### Instructions for the task
Write the records out again, precisely as they stand.

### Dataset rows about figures
++++++++++

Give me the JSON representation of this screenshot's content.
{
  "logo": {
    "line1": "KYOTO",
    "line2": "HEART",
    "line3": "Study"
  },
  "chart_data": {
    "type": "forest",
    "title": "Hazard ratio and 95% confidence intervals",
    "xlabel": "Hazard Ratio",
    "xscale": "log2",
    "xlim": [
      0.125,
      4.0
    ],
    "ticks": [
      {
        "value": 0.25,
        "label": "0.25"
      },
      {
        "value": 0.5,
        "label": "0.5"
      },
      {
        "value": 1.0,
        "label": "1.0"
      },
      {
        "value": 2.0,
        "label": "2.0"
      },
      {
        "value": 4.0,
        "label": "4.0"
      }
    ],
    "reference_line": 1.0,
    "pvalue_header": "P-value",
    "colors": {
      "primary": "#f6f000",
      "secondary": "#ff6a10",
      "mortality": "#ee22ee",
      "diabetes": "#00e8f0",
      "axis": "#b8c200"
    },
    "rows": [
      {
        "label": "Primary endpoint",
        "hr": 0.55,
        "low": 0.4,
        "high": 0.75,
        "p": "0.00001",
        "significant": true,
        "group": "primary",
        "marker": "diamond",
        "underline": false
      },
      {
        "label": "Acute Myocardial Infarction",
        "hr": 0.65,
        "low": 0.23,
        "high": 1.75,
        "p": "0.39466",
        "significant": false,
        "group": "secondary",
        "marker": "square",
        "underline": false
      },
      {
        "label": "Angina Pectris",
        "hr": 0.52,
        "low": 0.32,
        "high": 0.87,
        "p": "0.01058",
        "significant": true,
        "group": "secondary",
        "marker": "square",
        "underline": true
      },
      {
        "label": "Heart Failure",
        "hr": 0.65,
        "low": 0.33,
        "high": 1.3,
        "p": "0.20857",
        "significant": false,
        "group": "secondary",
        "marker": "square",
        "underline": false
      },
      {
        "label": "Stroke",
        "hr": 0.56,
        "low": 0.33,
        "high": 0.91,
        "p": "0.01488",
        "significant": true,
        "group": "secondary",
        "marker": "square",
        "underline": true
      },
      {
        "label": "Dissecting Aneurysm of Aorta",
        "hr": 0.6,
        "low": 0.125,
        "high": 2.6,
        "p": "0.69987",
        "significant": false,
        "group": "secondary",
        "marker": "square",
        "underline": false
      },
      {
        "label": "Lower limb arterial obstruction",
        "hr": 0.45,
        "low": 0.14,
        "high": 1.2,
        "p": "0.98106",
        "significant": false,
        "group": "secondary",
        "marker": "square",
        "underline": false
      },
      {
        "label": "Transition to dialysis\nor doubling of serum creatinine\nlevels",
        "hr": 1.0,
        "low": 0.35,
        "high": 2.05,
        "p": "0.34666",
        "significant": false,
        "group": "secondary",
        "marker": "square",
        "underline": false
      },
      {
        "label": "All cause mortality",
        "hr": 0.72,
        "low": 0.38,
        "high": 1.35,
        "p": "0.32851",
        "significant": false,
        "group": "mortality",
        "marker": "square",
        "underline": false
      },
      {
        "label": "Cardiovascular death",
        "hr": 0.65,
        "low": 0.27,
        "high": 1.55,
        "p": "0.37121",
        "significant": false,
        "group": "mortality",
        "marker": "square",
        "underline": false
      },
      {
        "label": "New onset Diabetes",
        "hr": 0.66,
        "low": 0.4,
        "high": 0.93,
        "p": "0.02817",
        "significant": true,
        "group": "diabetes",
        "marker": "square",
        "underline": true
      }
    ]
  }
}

++++++++++

### Expected answer
Give me the JSON representation of this screenshot's content.
{
  "logo": {
    "line1": "KYOTO",
    "line2": "HEART",
    "line3": "Study"
  },
  "chart_data": {
    "type": "forest",
    "title": "Hazard ratio and 95% confidence intervals",
    "xlabel": "Hazard Ratio",
    "xscale": "log2",
    "xlim": [
      0.125,
      4.0
    ],
    "ticks": [
      {
        "value": 0.25,
        "label": "0.25"
      },
      {
        "value": 0.5,
        "label": "0.5"
      },
      {
        "value": 1.0,
        "label": "1.0"
      },
      {
        "value": 2.0,
        "label": "2.0"
      },
      {
        "value": 4.0,
        "label": "4.0"
      }
    ],
    "reference_line": 1.0,
    "pvalue_header": "P-value",
    "colors": {
      "primary": "#f6f000",
      "secondary": "#ff6a10",
      "mortality": "#ee22ee",
      "diabetes": "#00e8f0",
      "axis": "#b8c200"
    },
    "rows": [
      {
        "label": "Primary endpoint",
        "hr": 0.55,
        "low": 0.4,
        "high": 0.75,
        "p": "0.00001",
        "significant": true,
        "group": "primary",
        "marker": "diamond",
        "underline": false
      },
      {
        "label": "Acute Myocardial Infarction",
        "hr": 0.65,
        "low": 0.23,
        "high": 1.75,
        "p": "0.39466",
        "significant": false,
        "group": "secondary",
        "marker": "square",
        "underline": false
      },
      {
        "label": "Angina Pectris",
        "hr": 0.52,
        "low": 0.32,
        "high": 0.87,
        "p": "0.01058",
        "significant": true,
        "group": "secondary",
        "marker": "square",
        "underline": true
      },
      {
        "label": "Heart Failure",
        "hr": 0.65,
        "low": 0.33,
        "high": 1.3,
        "p": "0.20857",
        "significant": false,
        "group": "secondary",
        "marker": "square",
        "underline": false
      },
      {
        "label": "Stroke",
        "hr": 0.56,
        "low": 0.33,
        "high": 0.91,
        "p": "0.01488",
        "significant": true,
        "group": "secondary",
        "marker": "square",
        "underline": true
      },
      {
        "label": "Dissecting Aneurysm of Aorta",
        "hr": 0.6,
        "low": 0.125,
        "high": 2.6,
        "p": "0.69987",
        "significant": false,
        "group": "secondary",
        "marker": "square",
        "underline": false
      },
      {
        "label": "Lower limb arterial obstruction",
        "hr": 0.45,
        "low": 0.14,
        "high": 1.2,
        "p": "0.98106",
        "significant": false,
        "group": "secondary",
        "marker": "square",
        "underline": false
      },
      {
        "label": "Transition to dialysis\nor doubling of serum creatinine\nlevels",
        "hr": 1.0,
        "low": 0.35,
        "high": 2.05,
        "p": "0.34666",
        "significant": false,
        "group": "secondary",
        "marker": "square",
        "underline": false
      },
      {
        "label": "All cause mortality",
        "hr": 0.72,
        "low": 0.38,
        "high": 1.35,
        "p": "0.32851",
        "significant": false,
        "group": "mortality",
        "marker": "square",
        "underline": false
      },
      {
        "label": "Cardiovascular death",
        "hr": 0.65,
        "low": 0.27,
        "high": 1.55,
        "p": "0.37121",
        "significant": false,
        "group": "mortality",
        "marker": "square",
        "underline": false
      },
      {
        "label": "New onset Diabetes",
        "hr": 0.66,
        "low": 0.4,
        "high": 0.93,
        "p": "0.02817",
        "significant": true,
        "group": "diabetes",
        "marker": "square",
        "underline": true
      }
    ]
  }
}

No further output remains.